Request:
Records follow. Copy every line with "nprocedures".

***** Data lines

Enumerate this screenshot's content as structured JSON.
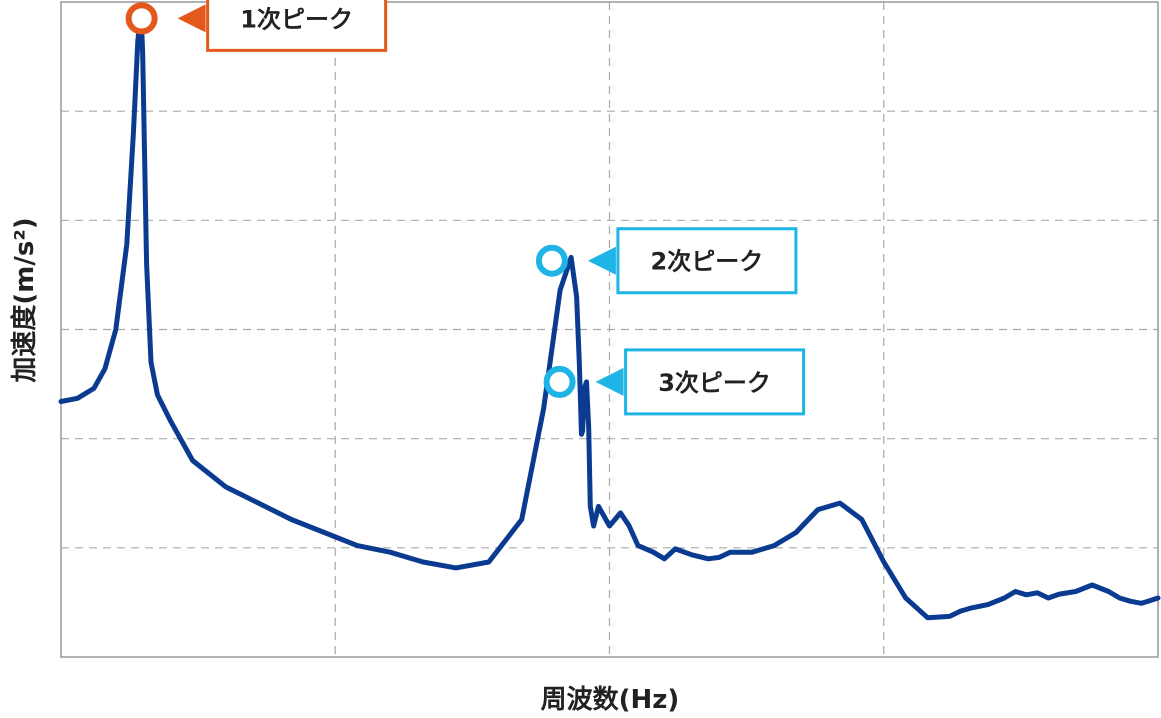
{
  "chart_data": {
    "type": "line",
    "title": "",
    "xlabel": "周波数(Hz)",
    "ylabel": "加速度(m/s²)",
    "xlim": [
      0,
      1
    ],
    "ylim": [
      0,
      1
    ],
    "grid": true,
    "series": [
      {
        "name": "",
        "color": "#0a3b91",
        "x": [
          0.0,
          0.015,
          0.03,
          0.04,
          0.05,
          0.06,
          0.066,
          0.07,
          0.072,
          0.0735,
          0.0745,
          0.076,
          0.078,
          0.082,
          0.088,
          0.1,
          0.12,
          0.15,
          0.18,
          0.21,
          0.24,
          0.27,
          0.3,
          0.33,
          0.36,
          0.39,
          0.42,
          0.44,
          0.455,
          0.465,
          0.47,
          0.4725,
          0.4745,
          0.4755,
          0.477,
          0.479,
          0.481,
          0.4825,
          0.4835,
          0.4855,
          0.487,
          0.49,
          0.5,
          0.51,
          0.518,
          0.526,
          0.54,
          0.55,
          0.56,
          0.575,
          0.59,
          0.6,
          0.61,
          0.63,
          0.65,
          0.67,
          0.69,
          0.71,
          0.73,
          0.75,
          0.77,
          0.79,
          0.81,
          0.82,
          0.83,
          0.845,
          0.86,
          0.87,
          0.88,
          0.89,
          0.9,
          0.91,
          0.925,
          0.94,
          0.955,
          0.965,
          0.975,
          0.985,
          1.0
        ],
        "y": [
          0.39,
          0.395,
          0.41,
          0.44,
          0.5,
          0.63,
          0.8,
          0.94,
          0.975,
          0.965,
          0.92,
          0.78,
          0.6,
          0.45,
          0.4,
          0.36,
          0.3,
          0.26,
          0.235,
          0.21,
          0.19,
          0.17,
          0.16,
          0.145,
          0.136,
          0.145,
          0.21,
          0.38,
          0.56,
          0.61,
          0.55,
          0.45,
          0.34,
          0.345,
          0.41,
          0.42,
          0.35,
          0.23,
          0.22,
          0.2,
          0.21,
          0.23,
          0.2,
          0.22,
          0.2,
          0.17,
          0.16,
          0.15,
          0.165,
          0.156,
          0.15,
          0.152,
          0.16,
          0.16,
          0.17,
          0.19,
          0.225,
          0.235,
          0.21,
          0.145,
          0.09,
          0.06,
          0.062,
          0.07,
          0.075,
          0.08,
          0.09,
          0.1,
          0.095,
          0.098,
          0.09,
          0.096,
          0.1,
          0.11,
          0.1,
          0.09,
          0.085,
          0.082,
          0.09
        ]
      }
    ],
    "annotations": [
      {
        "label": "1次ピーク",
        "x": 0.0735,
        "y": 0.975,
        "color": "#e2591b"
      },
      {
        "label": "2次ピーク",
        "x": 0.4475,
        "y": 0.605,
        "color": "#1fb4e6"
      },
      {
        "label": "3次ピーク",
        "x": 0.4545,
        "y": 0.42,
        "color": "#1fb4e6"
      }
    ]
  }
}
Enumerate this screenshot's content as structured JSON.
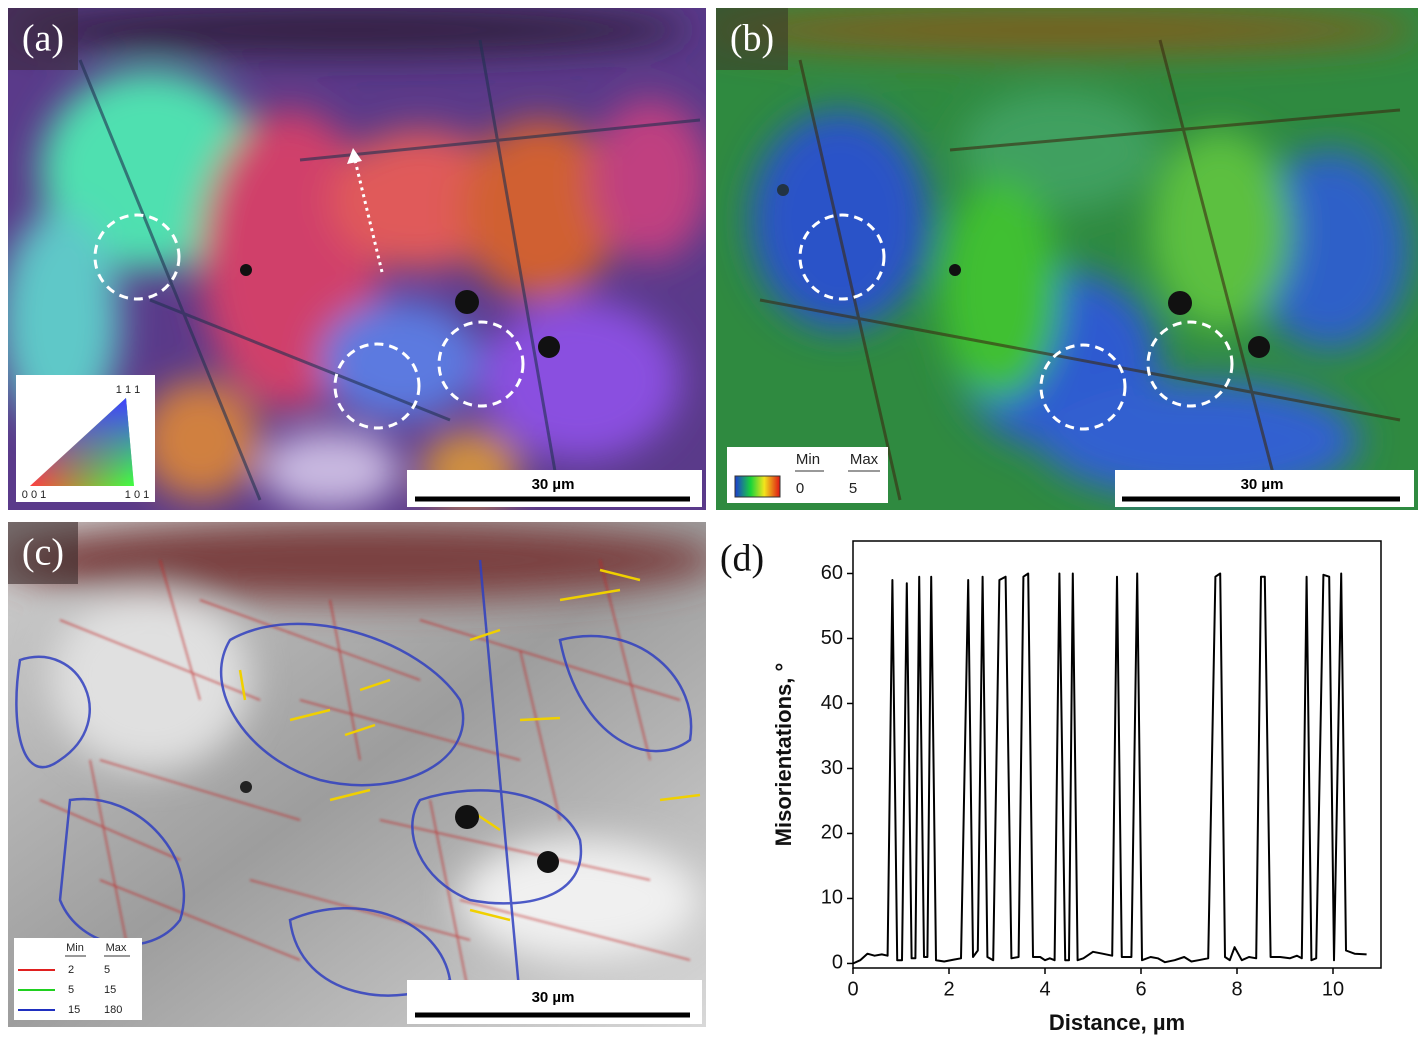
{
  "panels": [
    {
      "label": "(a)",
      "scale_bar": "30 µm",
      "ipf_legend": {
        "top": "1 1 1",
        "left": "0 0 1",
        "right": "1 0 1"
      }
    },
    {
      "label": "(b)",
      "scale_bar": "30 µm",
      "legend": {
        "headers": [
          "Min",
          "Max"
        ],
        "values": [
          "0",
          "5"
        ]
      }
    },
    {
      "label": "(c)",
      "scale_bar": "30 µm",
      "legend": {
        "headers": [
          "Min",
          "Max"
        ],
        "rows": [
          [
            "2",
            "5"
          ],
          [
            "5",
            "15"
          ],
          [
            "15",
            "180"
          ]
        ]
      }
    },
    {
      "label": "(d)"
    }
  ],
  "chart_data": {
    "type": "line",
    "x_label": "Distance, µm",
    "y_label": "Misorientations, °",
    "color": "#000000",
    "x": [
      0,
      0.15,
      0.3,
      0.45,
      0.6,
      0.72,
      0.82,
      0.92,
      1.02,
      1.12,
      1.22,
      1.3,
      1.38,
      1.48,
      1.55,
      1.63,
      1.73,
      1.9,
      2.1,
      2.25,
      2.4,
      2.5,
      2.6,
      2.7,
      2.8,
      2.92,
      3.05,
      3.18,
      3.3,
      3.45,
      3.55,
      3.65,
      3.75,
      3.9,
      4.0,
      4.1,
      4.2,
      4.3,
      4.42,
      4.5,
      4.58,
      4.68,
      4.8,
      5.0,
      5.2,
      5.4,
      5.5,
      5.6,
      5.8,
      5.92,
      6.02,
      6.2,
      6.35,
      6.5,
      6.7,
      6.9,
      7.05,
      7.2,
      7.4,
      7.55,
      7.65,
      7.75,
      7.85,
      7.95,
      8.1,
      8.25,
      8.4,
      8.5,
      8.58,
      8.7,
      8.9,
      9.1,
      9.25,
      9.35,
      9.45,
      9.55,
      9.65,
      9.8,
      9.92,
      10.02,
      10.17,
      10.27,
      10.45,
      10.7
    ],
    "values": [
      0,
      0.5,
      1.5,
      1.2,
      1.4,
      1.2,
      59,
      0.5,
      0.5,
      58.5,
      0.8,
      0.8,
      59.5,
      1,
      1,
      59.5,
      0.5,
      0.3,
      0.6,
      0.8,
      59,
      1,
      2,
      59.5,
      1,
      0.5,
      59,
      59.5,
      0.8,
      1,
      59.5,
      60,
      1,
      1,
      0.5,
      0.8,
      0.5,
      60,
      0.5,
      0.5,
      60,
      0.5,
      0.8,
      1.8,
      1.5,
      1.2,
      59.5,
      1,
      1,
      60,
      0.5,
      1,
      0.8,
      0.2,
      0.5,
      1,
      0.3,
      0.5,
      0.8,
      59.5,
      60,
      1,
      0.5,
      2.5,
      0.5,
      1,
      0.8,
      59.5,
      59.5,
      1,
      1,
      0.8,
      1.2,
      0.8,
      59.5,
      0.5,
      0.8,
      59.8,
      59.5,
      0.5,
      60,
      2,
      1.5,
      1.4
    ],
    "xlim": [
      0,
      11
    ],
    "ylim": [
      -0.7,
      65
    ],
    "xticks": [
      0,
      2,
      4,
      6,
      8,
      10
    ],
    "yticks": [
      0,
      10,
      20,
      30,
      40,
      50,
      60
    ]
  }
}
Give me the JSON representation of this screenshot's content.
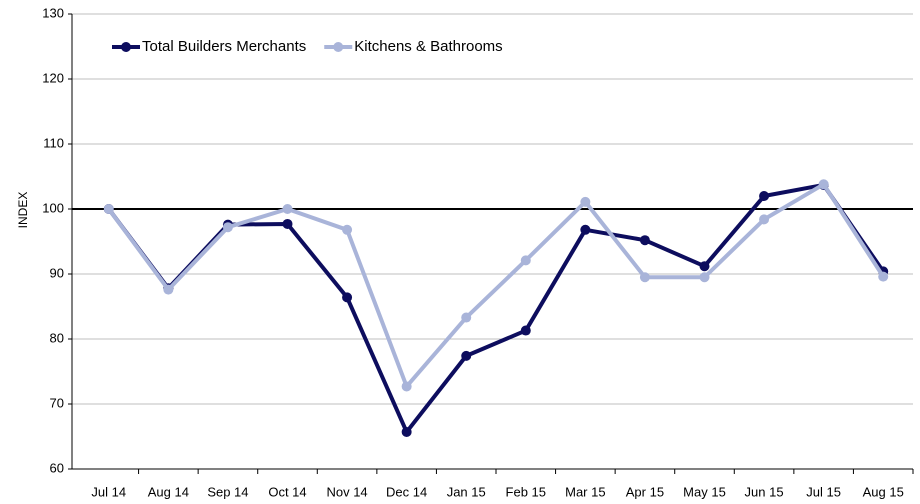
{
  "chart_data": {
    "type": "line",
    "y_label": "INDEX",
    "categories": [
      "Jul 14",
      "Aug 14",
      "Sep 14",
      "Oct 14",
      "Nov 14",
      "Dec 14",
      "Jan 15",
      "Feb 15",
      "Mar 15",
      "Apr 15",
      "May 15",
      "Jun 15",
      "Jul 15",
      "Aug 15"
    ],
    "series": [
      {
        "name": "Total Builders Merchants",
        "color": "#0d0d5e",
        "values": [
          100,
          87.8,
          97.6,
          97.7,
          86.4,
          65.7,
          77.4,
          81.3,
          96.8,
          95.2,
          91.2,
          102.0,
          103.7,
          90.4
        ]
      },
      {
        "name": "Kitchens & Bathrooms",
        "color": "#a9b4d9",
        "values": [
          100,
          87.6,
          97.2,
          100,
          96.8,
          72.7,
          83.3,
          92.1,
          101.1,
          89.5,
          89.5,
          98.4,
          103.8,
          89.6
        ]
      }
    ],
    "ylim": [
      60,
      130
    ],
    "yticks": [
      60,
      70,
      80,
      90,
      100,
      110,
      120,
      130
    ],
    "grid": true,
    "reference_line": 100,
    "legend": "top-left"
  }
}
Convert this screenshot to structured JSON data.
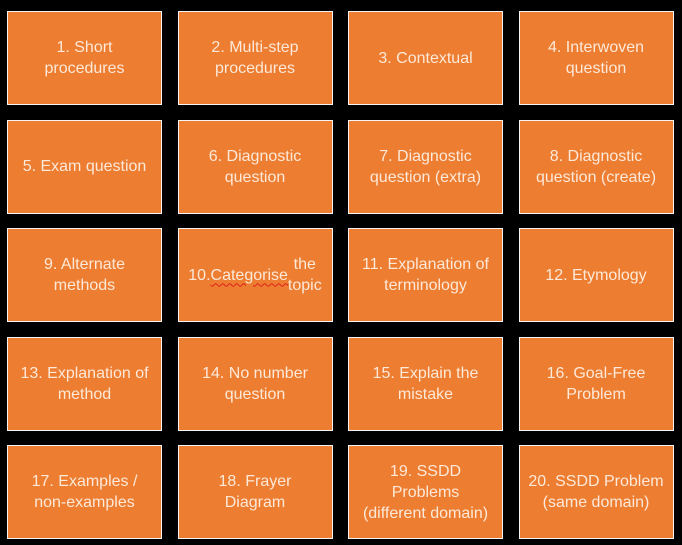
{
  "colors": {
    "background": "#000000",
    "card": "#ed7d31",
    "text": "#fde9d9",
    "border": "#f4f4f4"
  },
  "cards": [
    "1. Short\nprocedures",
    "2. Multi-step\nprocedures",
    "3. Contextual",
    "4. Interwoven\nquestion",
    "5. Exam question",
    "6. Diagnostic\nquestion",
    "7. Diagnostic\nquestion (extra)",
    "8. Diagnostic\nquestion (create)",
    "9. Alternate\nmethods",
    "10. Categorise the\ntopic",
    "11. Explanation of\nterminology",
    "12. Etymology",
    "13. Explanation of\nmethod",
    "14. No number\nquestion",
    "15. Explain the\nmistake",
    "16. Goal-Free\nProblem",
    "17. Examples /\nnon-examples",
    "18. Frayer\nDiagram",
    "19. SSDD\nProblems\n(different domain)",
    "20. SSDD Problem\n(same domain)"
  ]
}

**********

Answer to the problem:
    "1. Short\nprocedures",
    "2. Multi-step\nprocedures",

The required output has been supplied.